**Data for the task**
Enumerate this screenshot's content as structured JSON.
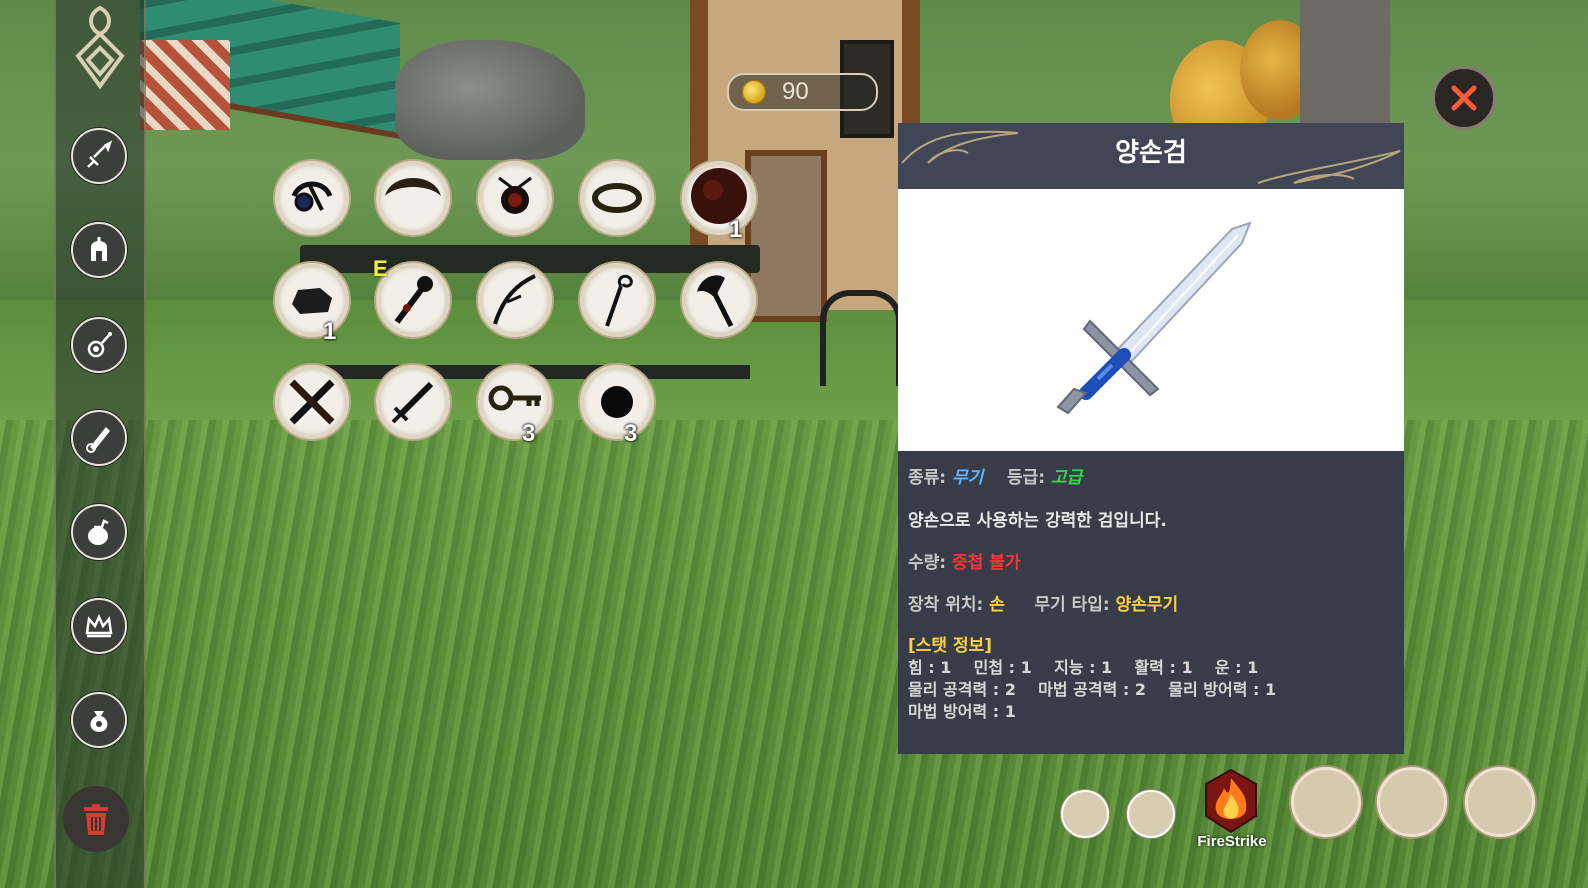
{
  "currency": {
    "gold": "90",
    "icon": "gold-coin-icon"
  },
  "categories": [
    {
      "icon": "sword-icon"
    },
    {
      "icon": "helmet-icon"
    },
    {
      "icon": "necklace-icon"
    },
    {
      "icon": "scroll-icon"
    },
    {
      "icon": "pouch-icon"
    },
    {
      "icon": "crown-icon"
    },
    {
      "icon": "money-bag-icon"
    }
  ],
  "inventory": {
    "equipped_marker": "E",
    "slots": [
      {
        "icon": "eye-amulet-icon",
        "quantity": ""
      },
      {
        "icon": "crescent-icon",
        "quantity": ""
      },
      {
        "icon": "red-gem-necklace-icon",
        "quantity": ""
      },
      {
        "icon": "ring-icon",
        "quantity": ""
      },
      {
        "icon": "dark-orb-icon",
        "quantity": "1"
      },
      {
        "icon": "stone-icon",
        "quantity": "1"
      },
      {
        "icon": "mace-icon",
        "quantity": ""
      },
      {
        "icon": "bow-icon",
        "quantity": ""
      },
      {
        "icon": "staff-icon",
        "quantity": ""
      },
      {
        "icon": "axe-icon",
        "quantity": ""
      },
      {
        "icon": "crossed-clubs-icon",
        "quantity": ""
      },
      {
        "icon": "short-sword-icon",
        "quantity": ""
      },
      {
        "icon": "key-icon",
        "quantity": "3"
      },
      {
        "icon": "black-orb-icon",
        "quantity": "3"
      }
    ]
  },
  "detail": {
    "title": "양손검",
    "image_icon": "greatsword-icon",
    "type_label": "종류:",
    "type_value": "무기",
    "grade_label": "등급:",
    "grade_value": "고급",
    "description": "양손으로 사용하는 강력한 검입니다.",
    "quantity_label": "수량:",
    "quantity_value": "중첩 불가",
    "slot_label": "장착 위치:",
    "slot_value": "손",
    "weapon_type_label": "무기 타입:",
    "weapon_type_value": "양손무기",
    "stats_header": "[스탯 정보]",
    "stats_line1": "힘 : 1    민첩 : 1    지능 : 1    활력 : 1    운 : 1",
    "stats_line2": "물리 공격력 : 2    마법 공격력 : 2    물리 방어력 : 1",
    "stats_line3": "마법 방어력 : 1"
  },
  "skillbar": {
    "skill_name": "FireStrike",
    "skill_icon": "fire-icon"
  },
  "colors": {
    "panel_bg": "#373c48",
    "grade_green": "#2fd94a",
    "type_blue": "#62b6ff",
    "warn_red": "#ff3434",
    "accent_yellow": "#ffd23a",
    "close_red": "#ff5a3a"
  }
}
* * *
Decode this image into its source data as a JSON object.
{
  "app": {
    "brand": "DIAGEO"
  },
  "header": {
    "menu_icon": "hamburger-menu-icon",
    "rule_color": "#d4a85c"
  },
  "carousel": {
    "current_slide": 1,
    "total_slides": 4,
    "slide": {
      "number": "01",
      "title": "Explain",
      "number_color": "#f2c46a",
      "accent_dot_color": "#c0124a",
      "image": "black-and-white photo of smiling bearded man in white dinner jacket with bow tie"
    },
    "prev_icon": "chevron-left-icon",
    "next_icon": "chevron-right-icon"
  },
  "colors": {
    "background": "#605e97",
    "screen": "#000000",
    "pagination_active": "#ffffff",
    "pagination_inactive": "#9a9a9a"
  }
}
==
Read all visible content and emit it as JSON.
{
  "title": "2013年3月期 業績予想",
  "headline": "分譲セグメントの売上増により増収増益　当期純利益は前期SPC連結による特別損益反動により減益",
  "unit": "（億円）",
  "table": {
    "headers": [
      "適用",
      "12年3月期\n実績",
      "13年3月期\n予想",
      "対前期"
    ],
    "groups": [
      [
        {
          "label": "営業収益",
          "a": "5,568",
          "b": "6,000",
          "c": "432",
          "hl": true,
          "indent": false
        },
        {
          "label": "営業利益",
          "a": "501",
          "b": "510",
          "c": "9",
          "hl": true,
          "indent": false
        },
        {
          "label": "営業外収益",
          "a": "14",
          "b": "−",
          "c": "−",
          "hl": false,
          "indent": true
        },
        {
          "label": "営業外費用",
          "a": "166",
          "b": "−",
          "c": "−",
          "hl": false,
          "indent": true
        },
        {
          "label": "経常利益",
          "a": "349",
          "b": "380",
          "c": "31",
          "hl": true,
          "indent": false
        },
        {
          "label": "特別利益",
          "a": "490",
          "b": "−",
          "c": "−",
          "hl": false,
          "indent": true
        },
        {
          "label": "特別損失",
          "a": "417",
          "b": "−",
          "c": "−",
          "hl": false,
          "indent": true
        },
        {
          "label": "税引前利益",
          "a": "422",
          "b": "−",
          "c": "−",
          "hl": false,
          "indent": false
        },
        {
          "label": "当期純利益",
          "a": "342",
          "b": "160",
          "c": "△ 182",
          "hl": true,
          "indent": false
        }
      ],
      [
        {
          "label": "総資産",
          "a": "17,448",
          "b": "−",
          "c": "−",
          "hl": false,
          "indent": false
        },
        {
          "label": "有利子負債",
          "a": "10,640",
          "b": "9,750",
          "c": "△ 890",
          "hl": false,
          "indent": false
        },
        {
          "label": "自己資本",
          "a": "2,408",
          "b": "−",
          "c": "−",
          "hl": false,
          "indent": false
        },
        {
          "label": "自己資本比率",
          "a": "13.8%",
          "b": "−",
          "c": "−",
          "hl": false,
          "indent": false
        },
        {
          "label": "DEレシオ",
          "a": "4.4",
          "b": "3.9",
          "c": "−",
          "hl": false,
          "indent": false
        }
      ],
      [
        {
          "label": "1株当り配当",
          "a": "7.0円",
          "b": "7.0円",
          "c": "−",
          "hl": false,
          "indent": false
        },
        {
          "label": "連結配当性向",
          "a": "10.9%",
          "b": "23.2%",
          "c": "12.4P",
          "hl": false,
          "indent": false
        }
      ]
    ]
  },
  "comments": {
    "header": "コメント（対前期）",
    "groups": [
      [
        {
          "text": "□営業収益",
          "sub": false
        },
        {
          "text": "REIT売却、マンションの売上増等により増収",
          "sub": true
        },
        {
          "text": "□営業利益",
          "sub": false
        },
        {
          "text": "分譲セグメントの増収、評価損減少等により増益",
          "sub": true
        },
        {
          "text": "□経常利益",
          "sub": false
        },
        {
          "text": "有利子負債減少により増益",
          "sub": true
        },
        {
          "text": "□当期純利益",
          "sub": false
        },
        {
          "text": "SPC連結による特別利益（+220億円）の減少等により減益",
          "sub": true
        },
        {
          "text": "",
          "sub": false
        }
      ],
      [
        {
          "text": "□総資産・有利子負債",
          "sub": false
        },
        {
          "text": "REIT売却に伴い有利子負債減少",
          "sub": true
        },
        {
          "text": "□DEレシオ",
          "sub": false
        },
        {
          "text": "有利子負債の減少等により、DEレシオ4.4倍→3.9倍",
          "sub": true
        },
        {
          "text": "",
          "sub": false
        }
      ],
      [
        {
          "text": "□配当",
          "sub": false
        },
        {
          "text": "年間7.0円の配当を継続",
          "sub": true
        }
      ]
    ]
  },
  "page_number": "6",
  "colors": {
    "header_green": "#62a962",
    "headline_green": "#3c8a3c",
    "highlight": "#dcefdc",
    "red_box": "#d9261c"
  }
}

**Instructions for the task**
Work out how many lines of the data hold the string "black". Reply with that number alone.

**The reply**
2